• Given request
Every record below should be transcribed exactly. Omit the images.

• Records for processing
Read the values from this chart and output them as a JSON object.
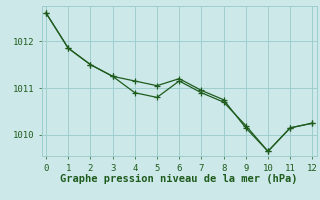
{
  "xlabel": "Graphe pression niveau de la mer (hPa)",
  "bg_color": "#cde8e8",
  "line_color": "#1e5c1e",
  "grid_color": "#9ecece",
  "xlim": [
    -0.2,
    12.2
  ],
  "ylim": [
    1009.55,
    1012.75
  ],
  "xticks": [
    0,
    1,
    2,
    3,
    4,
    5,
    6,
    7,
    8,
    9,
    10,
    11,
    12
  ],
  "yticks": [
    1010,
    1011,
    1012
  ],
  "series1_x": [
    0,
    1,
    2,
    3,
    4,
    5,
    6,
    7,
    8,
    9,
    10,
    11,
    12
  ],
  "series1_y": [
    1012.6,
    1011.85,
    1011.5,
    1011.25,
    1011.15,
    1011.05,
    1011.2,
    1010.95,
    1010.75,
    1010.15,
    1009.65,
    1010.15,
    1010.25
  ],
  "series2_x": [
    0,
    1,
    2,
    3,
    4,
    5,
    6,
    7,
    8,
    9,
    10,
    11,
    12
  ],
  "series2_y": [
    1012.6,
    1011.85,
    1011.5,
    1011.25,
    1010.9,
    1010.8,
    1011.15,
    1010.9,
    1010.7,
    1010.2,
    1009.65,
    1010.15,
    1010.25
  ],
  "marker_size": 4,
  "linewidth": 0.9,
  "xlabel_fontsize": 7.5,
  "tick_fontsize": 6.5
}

• Problem solution
Read the values from this chart and output them as a JSON object.
{
  "xlabel": "Graphe pression niveau de la mer (hPa)",
  "bg_color": "#cde8e8",
  "line_color": "#1e5c1e",
  "grid_color": "#9ecece",
  "xlim": [
    -0.2,
    12.2
  ],
  "ylim": [
    1009.55,
    1012.75
  ],
  "xticks": [
    0,
    1,
    2,
    3,
    4,
    5,
    6,
    7,
    8,
    9,
    10,
    11,
    12
  ],
  "yticks": [
    1010,
    1011,
    1012
  ],
  "series1_x": [
    0,
    1,
    2,
    3,
    4,
    5,
    6,
    7,
    8,
    9,
    10,
    11,
    12
  ],
  "series1_y": [
    1012.6,
    1011.85,
    1011.5,
    1011.25,
    1011.15,
    1011.05,
    1011.2,
    1010.95,
    1010.75,
    1010.15,
    1009.65,
    1010.15,
    1010.25
  ],
  "series2_x": [
    0,
    1,
    2,
    3,
    4,
    5,
    6,
    7,
    8,
    9,
    10,
    11,
    12
  ],
  "series2_y": [
    1012.6,
    1011.85,
    1011.5,
    1011.25,
    1010.9,
    1010.8,
    1011.15,
    1010.9,
    1010.7,
    1010.2,
    1009.65,
    1010.15,
    1010.25
  ],
  "marker_size": 4,
  "linewidth": 0.9,
  "xlabel_fontsize": 7.5,
  "tick_fontsize": 6.5
}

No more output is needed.